*BRIEF*:
Print the data exactly as it is given, please.

##############################

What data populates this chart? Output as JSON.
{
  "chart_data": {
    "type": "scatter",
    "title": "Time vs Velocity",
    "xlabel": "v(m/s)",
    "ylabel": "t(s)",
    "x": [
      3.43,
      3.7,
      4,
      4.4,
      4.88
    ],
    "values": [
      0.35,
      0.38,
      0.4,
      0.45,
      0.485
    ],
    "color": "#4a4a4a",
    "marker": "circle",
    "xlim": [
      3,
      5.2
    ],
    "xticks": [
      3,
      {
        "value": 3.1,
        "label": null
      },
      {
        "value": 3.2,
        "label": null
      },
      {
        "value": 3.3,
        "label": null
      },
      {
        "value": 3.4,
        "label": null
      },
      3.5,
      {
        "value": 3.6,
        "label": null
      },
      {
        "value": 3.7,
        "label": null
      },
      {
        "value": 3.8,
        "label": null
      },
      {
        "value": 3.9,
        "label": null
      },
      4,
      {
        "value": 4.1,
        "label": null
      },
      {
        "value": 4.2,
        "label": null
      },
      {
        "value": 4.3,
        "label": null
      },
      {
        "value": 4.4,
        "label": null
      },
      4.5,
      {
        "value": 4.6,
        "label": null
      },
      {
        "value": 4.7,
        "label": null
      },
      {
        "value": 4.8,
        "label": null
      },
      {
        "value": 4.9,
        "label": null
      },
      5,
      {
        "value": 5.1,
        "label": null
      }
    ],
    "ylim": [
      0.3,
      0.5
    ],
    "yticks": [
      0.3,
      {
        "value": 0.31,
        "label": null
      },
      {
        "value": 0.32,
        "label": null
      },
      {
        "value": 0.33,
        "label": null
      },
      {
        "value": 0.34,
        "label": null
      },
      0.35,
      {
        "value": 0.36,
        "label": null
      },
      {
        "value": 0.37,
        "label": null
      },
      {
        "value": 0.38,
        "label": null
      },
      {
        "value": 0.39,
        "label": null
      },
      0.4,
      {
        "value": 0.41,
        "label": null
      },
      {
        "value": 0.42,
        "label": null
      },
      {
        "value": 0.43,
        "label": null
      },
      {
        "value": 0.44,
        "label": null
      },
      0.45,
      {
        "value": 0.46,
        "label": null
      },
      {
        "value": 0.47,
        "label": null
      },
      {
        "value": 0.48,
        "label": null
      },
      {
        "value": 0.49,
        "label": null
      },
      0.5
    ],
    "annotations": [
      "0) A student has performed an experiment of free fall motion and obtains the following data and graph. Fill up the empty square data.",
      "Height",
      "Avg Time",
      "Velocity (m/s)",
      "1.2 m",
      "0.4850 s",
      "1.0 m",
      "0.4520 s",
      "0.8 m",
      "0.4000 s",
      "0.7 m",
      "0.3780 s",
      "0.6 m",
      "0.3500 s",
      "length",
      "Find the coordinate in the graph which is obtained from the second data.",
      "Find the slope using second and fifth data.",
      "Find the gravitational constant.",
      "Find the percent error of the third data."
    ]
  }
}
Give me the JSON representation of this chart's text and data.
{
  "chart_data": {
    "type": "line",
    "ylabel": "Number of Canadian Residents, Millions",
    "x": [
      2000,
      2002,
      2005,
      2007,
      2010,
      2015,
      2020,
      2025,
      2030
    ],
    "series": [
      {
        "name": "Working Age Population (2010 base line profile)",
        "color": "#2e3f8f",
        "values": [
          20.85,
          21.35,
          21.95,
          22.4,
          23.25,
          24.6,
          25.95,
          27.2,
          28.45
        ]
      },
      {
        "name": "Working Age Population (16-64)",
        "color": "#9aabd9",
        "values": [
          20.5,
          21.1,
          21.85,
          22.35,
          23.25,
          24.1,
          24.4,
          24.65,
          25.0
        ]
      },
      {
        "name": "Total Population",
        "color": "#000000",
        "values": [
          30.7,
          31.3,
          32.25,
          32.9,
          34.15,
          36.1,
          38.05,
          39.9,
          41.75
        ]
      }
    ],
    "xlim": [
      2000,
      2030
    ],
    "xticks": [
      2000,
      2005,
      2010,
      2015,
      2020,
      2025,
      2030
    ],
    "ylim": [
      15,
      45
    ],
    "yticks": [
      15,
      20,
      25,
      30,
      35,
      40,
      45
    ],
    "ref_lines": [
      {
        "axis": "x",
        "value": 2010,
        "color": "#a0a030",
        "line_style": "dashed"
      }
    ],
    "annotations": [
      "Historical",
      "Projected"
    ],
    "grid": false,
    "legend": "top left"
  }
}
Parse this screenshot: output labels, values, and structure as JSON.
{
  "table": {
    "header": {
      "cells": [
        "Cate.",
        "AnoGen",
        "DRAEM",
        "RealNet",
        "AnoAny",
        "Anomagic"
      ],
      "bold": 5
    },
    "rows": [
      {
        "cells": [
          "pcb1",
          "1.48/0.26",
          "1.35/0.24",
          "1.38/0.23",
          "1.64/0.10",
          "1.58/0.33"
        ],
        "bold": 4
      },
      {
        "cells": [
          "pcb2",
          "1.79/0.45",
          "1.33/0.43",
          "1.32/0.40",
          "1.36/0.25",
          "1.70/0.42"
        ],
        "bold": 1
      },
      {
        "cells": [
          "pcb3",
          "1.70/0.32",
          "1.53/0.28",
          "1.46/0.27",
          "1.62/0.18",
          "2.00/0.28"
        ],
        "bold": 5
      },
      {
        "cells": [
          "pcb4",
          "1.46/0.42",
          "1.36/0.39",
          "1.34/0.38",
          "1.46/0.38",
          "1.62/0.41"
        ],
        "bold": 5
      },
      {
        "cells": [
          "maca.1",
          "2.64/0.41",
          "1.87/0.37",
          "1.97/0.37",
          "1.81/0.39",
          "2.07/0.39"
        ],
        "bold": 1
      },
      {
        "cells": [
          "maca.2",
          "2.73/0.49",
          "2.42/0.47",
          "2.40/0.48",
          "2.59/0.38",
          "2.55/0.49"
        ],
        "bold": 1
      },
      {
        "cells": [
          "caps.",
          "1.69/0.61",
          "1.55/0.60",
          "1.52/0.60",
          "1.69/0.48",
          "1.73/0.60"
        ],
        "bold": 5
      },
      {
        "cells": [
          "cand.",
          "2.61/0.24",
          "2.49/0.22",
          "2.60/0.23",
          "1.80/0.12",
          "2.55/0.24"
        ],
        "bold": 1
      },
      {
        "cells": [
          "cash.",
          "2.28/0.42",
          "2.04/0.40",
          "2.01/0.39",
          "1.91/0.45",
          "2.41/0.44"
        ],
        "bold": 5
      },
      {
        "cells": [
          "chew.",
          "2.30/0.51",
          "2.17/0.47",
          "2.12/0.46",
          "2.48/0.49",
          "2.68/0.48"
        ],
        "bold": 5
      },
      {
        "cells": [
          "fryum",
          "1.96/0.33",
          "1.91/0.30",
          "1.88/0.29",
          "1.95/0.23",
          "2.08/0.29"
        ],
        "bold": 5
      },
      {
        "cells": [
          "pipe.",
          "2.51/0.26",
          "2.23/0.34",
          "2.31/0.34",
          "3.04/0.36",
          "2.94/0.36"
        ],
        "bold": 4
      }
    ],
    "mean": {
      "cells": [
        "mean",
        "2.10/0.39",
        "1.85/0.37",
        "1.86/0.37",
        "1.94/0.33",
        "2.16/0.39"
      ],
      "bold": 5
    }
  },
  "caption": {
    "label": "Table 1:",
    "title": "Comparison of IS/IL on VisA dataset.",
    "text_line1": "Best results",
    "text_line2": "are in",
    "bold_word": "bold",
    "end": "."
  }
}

##############################

*ANSWER TO THIS PROBLEM*:
What data populates this chart? Output as JSON.
{
  "chart_data": {
    "type": "scatter",
    "title": "Time vs Velocity",
    "xlabel": "v(m/s)",
    "ylabel": "t(s)",
    "x": [
      3.43,
      3.7,
      4,
      4.4,
      4.88
    ],
    "values": [
      0.35,
      0.38,
      0.4,
      0.45,
      0.485
    ],
    "color": "#4a4a4a",
    "marker": "circle",
    "xlim": [
      3,
      5.2
    ],
    "xticks": [
      3,
      {
        "value": 3.1,
        "label": null
      },
      {
        "value": 3.2,
        "label": null
      },
      {
        "value": 3.3,
        "label": null
      },
      {
        "value": 3.4,
        "label": null
      },
      3.5,
      {
        "value": 3.6,
        "label": null
      },
      {
        "value": 3.7,
        "label": null
      },
      {
        "value": 3.8,
        "label": null
      },
      {
        "value": 3.9,
        "label": null
      },
      4,
      {
        "value": 4.1,
        "label": null
      },
      {
        "value": 4.2,
        "label": null
      },
      {
        "value": 4.3,
        "label": null
      },
      {
        "value": 4.4,
        "label": null
      },
      4.5,
      {
        "value": 4.6,
        "label": null
      },
      {
        "value": 4.7,
        "label": null
      },
      {
        "value": 4.8,
        "label": null
      },
      {
        "value": 4.9,
        "label": null
      },
      5,
      {
        "value": 5.1,
        "label": null
      }
    ],
    "ylim": [
      0.3,
      0.5
    ],
    "yticks": [
      0.3,
      {
        "value": 0.31,
        "label": null
      },
      {
        "value": 0.32,
        "label": null
      },
      {
        "value": 0.33,
        "label": null
      },
      {
        "value": 0.34,
        "label": null
      },
      0.35,
      {
        "value": 0.36,
        "label": null
      },
      {
        "value": 0.37,
        "label": null
      },
      {
        "value": 0.38,
        "label": null
      },
      {
        "value": 0.39,
        "label": null
      },
      0.4,
      {
        "value": 0.41,
        "label": null
      },
      {
        "value": 0.42,
        "label": null
      },
      {
        "value": 0.43,
        "label": null
      },
      {
        "value": 0.44,
        "label": null
      },
      0.45,
      {
        "value": 0.46,
        "label": null
      },
      {
        "value": 0.47,
        "label": null
      },
      {
        "value": 0.48,
        "label": null
      },
      {
        "value": 0.49,
        "label": null
      },
      0.5
    ],
    "annotations": [
      "0) A student has performed an experiment of free fall motion and obtains the following data and graph. Fill up the empty square data.",
      "Height",
      "Avg Time",
      "Velocity (m/s)",
      "1.2 m",
      "0.4850 s",
      "1.0 m",
      "0.4520 s",
      "0.8 m",
      "0.4000 s",
      "0.7 m",
      "0.3780 s",
      "0.6 m",
      "0.3500 s",
      "length",
      "Find the coordinate in the graph which is obtained from the second data.",
      "Find the slope using second and fifth data.",
      "Find the gravitational constant.",
      "Find the percent error of the third data."
    ]
  }
}
Give me the JSON representation of this chart's text and data.
{
  "chart_data": {
    "type": "line",
    "ylabel": "Number of Canadian Residents, Millions",
    "x": [
      2000,
      2002,
      2005,
      2007,
      2010,
      2015,
      2020,
      2025,
      2030
    ],
    "series": [
      {
        "name": "Working Age Population (2010 base line profile)",
        "color": "#2e3f8f",
        "values": [
          20.85,
          21.35,
          21.95,
          22.4,
          23.25,
          24.6,
          25.95,
          27.2,
          28.45
        ]
      },
      {
        "name": "Working Age Population (16-64)",
        "color": "#9aabd9",
        "values": [
          20.5,
          21.1,
          21.85,
          22.35,
          23.25,
          24.1,
          24.4,
          24.65,
          25.0
        ]
      },
      {
        "name": "Total Population",
        "color": "#000000",
        "values": [
          30.7,
          31.3,
          32.25,
          32.9,
          34.15,
          36.1,
          38.05,
          39.9,
          41.75
        ]
      }
    ],
    "xlim": [
      2000,
      2030
    ],
    "xticks": [
      2000,
      2005,
      2010,
      2015,
      2020,
      2025,
      2030
    ],
    "ylim": [
      15,
      45
    ],
    "yticks": [
      15,
      20,
      25,
      30,
      35,
      40,
      45
    ],
    "ref_lines": [
      {
        "axis": "x",
        "value": 2010,
        "color": "#a0a030",
        "line_style": "dashed"
      }
    ],
    "annotations": [
      "Historical",
      "Projected"
    ],
    "grid": false,
    "legend": "top left"
  }
}
Parse this screenshot: output labels, values, and structure as JSON.
{
  "table": {
    "header": {
      "cells": [
        "Cate.",
        "AnoGen",
        "DRAEM",
        "RealNet",
        "AnoAny",
        "Anomagic"
      ],
      "bold": 5
    },
    "rows": [
      {
        "cells": [
          "pcb1",
          "1.48/0.26",
          "1.35/0.24",
          "1.38/0.23",
          "1.64/0.10",
          "1.58/0.33"
        ],
        "bold": 4
      },
      {
        "cells": [
          "pcb2",
          "1.79/0.45",
          "1.33/0.43",
          "1.32/0.40",
          "1.36/0.25",
          "1.70/0.42"
        ],
        "bold": 1
      },
      {
        "cells": [
          "pcb3",
          "1.70/0.32",
          "1.53/0.28",
          "1.46/0.27",
          "1.62/0.18",
          "2.00/0.28"
        ],
        "bold": 5
      },
      {
        "cells": [
          "pcb4",
          "1.46/0.42",
          "1.36/0.39",
          "1.34/0.38",
          "1.46/0.38",
          "1.62/0.41"
        ],
        "bold": 5
      },
      {
        "cells": [
          "maca.1",
          "2.64/0.41",
          "1.87/0.37",
          "1.97/0.37",
          "1.81/0.39",
          "2.07/0.39"
        ],
        "bold": 1
      },
      {
        "cells": [
          "maca.2",
          "2.73/0.49",
          "2.42/0.47",
          "2.40/0.48",
          "2.59/0.38",
          "2.55/0.49"
        ],
        "bold": 1
      },
      {
        "cells": [
          "caps.",
          "1.69/0.61",
          "1.55/0.60",
          "1.52/0.60",
          "1.69/0.48",
          "1.73/0.60"
        ],
        "bold": 5
      },
      {
        "cells": [
          "cand.",
          "2.61/0.24",
          "2.49/0.22",
          "2.60/0.23",
          "1.80/0.12",
          "2.55/0.24"
        ],
        "bold": 1
      },
      {
        "cells": [
          "cash.",
          "2.28/0.42",
          "2.04/0.40",
          "2.01/0.39",
          "1.91/0.45",
          "2.41/0.44"
        ],
        "bold": 5
      },
      {
        "cells": [
          "chew.",
          "2.30/0.51",
          "2.17/0.47",
          "2.12/0.46",
          "2.48/0.49",
          "2.68/0.48"
        ],
        "bold": 5
      },
      {
        "cells": [
          "fryum",
          "1.96/0.33",
          "1.91/0.30",
          "1.88/0.29",
          "1.95/0.23",
          "2.08/0.29"
        ],
        "bold": 5
      },
      {
        "cells": [
          "pipe.",
          "2.51/0.26",
          "2.23/0.34",
          "2.31/0.34",
          "3.04/0.36",
          "2.94/0.36"
        ],
        "bold": 4
      }
    ],
    "mean": {
      "cells": [
        "mean",
        "2.10/0.39",
        "1.85/0.37",
        "1.86/0.37",
        "1.94/0.33",
        "2.16/0.39"
      ],
      "bold": 5
    }
  },
  "caption": {
    "label": "Table 1:",
    "title": "Comparison of IS/IL on VisA dataset.",
    "text_line1": "Best results",
    "text_line2": "are in",
    "bold_word": "bold",
    "end": "."
  }
}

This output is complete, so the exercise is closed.